Objective: Gather up every line from the entries below that uses the word "小刺猬自卫".

Record list:
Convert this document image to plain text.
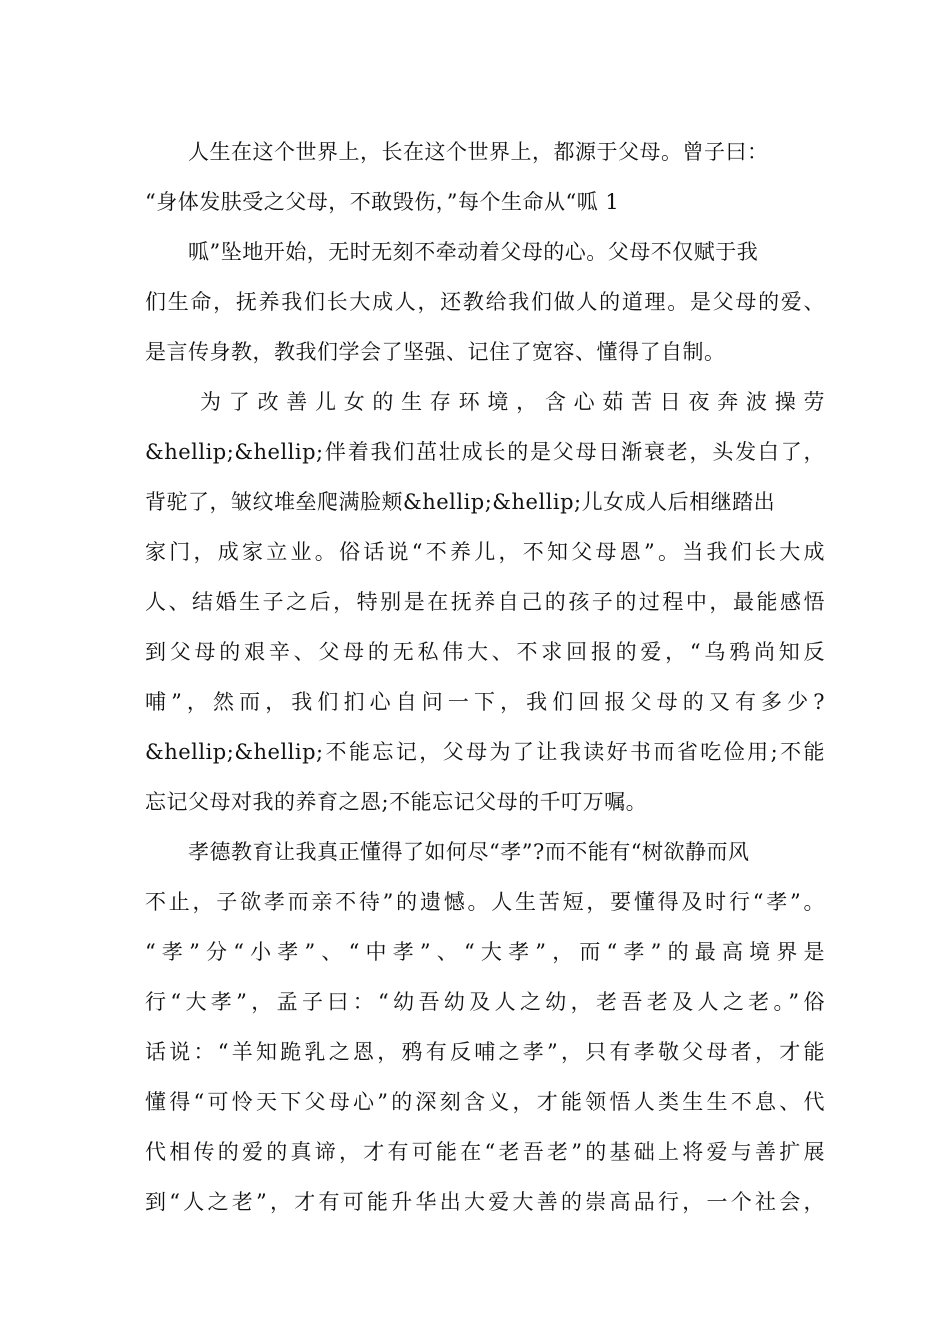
人生在这个世界上，长在这个世界上，都源于父母。曾子曰：
“身体发肤受之父母，不敢毁伤，”每个生命从“呱 1
呱”坠地开始，无时无刻不牵动着父母的心。父母不仅赋于我
们生命，抚养我们长大成人，还教给我们做人的道理。是父母的爱、
是言传身教，教我们学会了坚强、记住了宽容、懂得了自制。
为了改善儿女的生存环境，含心茹苦日夜奔波操劳
&hellip;&hellip;伴着我们茁壮成长的是父母日渐衰老，头发白了，
背驼了，皱纹堆垒爬满脸颊&hellip;&hellip;儿女成人后相继踏出
家门，成家立业。俗话说“不养儿，不知父母恩”。当我们长大成
人、结婚生子之后，特别是在抚养自己的孩子的过程中，最能感悟
到父母的艰辛、父母的无私伟大、不求回报的爱，“乌鸦尚知反
哺”，然而，我们扪心自问一下，我们回报父母的又有多少?
&hellip;&hellip;不能忘记，父母为了让我读好书而省吃俭用;不能
忘记父母对我的养育之恩;不能忘记父母的千叮万嘱。
孝德教育让我真正懂得了如何尽“孝”?而不能有“树欲静而风
不止，子欲孝而亲不待”的遗憾。人生苦短，要懂得及时行“孝”。
“孝”分“小孝”、“中孝”、“大孝”，而“孝”的最高境界是
行“大孝”，孟子曰：“幼吾幼及人之幼，老吾老及人之老。”俗
话说：“羊知跪乳之恩，鸦有反哺之孝”，只有孝敬父母者，才能
懂得“可怜天下父母心”的深刻含义，才能领悟人类生生不息、代
代相传的爱的真谛，才有可能在“老吾老”的基础上将爱与善扩展
到“人之老”，才有可能升华出大爱大善的崇高品行，一个社会，
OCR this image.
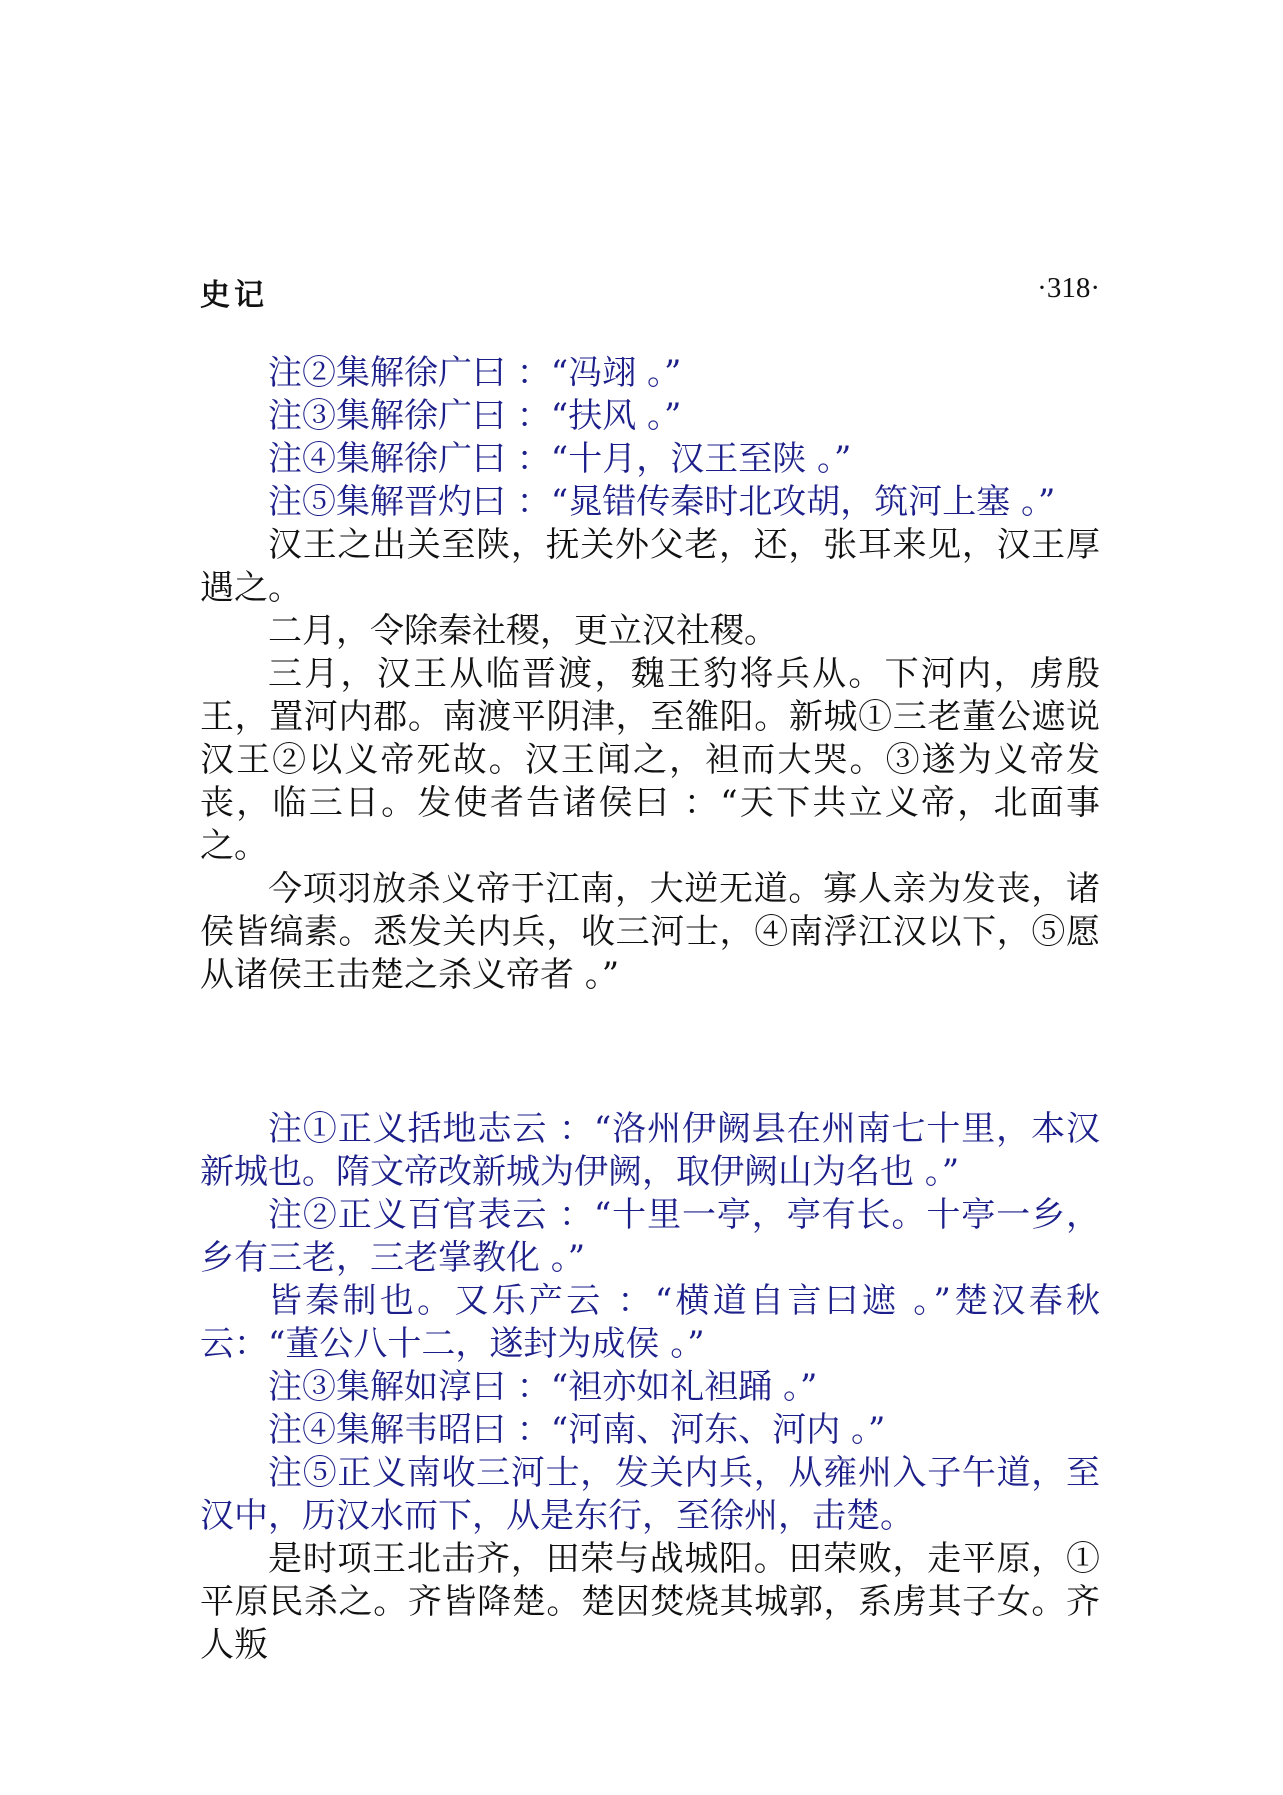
史记	·318·

注②集解徐广曰 ：“冯翊 。”

注③集解徐广曰 ：“扶风 。”

注④集解徐广曰 ：“十月，汉王至陕 。”

注⑤集解晋灼曰 ：“晁错传秦时北攻胡，筑河上塞 。”

汉王之出关至陕，抚关外父老，还，张耳来见，汉王厚遇之。

二月，令除秦社稷，更立汉社稷。

三月，汉王从临晋渡，魏王豹将兵从。下河内，虏殷王，置河内郡。南渡平阴津，至雒阳。新城①三老董公遮说汉王②以义帝死故。汉王闻之，袒而大哭。③遂为义帝发丧，临三日。发使者告诸侯曰 ：“天下共立义帝，北面事之。

今项羽放杀义帝于江南，大逆无道。寡人亲为发丧，诸侯皆缟素。悉发关内兵，收三河士，④南浮江汉以下，⑤愿从诸侯王击楚之杀义帝者 。”

注①正义括地志云 ：“洛州伊阙县在州南七十里，本汉新城也。隋文帝改新城为伊阙，取伊阙山为名也 。”

注②正义百官表云 ：“十里一亭，亭有长。十亭一乡，乡有三老，三老掌教化 。”

皆秦制也。又乐产云 ：“横道自言曰遮 。”楚汉春秋云：“董公八十二，遂封为成侯 。”

注③集解如淳曰 ：“袒亦如礼袒踊 。”

注④集解韦昭曰 ：“河南、河东、河内 。”

注⑤正义南收三河士，发关内兵，从雍州入子午道，至汉中，历汉水而下，从是东行，至徐州，击楚。

是时项王北击齐，田荣与战城阳。田荣败，走平原，①平原民杀之。齐皆降楚。楚因焚烧其城郭，系虏其子女。齐人叛
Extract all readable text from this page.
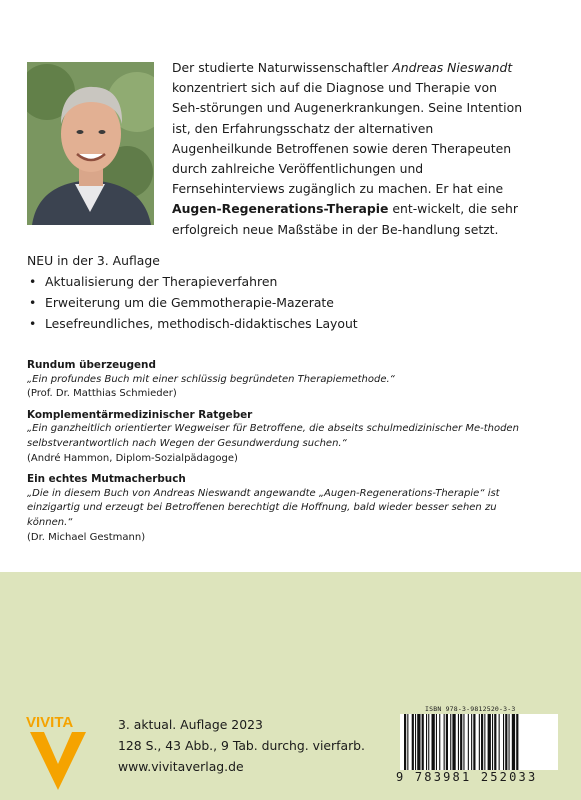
Der studierte Naturwissenschaftler Andreas Nieswandt konzentriert sich auf die Diagnose und Therapie von Seh-störungen und Augenerkrankungen. Seine Intention ist, den Erfahrungsschatz der alternativen Augenheilkunde Betroffenen sowie deren Therapeuten durch zahlreiche Veröffentlichungen und Fernsehinterviews zugänglich zu machen. Er hat eine Augen-Regenerations-Therapie ent-wickelt, die sehr erfolgreich neue Maßstäbe in der Be-handlung setzt.
NEU in der 3. Auflage
• Aktualisierung der Therapieverfahren
• Erweiterung um die Gemmotherapie-Mazerate
• Lesefreundliches, methodisch-didaktisches Layout
Rundum überzeugend
„Ein profundes Buch mit einer schlüssig begründeten Therapiemethode.“
(Prof. Dr. Matthias Schmieder)
Komplementärmedizinischer Ratgeber
„Ein ganzheitlich orientierter Wegweiser für Betroffene, die abseits schulmedizinischer Me-thoden selbstverantwortlich nach Wegen der Gesundwerdung suchen.“
(André Hammon, Diplom-Sozialpädagoge)
Ein echtes Mutmacherbuch
„Die in diesem Buch von Andreas Nieswandt angewandte „Augen-Regenerations-Therapie“ ist einzigartig und erzeugt bei Betroffenen berechtigt die Hoffnung, bald wieder besser sehen zu können.“
(Dr. Michael Gestmann)
VIVITA	3. aktual. Auflage 2023
128 S., 43 Abb., 9 Tab. durchg. vierfarb.
www.vivitaverlag.de
ISBN 978-3-9812520-3-3
9 783981 252033
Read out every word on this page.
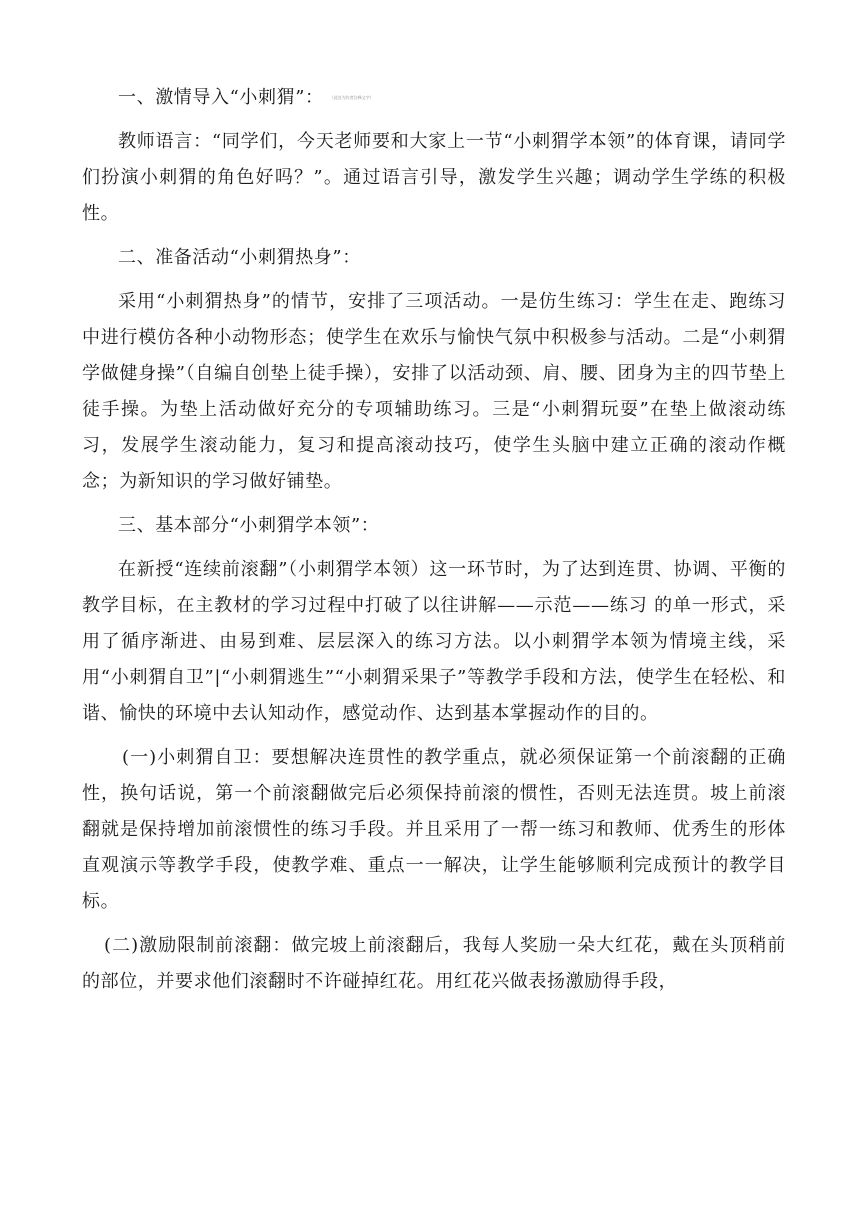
一、激情导入“小刺猬”： （此处为作者注释文字）

教师语言：“同学们，今天老师要和大家上一节“小刺猬学本领”的体育课，请同学们扮演小刺猬的角色好吗？”。通过语言引导，激发学生兴趣；调动学生学练的积极性。

二、准备活动“小刺猬热身”：

采用“小刺猬热身”的情节，安排了三项活动。一是仿生练习：学生在走、跑练习中进行模仿各种小动物形态；使学生在欢乐与愉快气氛中积极参与活动。二是“小刺猬学做健身操”（自编自创垫上徒手操），安排了以活动颈、肩、腰、团身为主的四节垫上徒手操。为垫上活动做好充分的专项辅助练习。三是“小刺猬玩耍”在垫上做滚动练习，发展学生滚动能力，复习和提高滚动技巧，使学生头脑中建立正确的滚动作概念；为新知识的学习做好铺垫。

三、基本部分“小刺猬学本领”：

在新授“连续前滚翻”（小刺猬学本领）这一环节时，为了达到连贯、协调、平衡的教学目标，在主教材的学习过程中打破了以往讲解——示范——练习 的单一形式，采用了循序渐进、由易到难、层层深入的练习方法。以小刺猬学本领为情境主线，采用“小刺猬自卫”|“小刺猬逃生”“小刺猬采果子”等教学手段和方法，使学生在轻松、和谐、愉快的环境中去认知动作，感觉动作、达到基本掌握动作的目的。

(一)小刺猬自卫：要想解决连贯性的教学重点，就必须保证第一个前滚翻的正确性，换句话说，第一个前滚翻做完后必须保持前滚的惯性，否则无法连贯。坡上前滚翻就是保持增加前滚惯性的练习手段。并且采用了一帮一练习和教师、优秀生的形体直观演示等教学手段，使教学难、重点一一解决，让学生能够顺利完成预计的教学目标。

(二)激励限制前滚翻：做完坡上前滚翻后，我每人奖励一朵大红花，戴在头顶稍前的部位，并要求他们滚翻时不许碰掉红花。用红花兴做表扬激励得手段，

Solution for this problem:
在新授“连续前滚翻”（小刺猬学本领）这一环节时，为了达到连贯、协调、平衡的教学目标，在主教材的学习过程中打破了以往讲解——示范——练习 的单一形式，采用了循序渐进、由易到难、层层深入的练习方法。以小刺猬学本领为情境主线，采用“小刺猬自卫”|“小刺猬逃生”“小刺猬采果子”等教学手段和方法，使学生在轻松、和谐、愉快的环境中去认知动作，感觉动作、达到基本掌握动作的目的。
(一)小刺猬自卫：要想解决连贯性的教学重点，就必须保证第一个前滚翻的正确性，换句话说，第一个前滚翻做完后必须保持前滚的惯性，否则无法连贯。坡上前滚翻就是保持增加前滚惯性的练习手段。并且采用了一帮一练习和教师、优秀生的形体直观演示等教学手段，使教学难、重点一一解决，让学生能够顺利完成预计的教学目标。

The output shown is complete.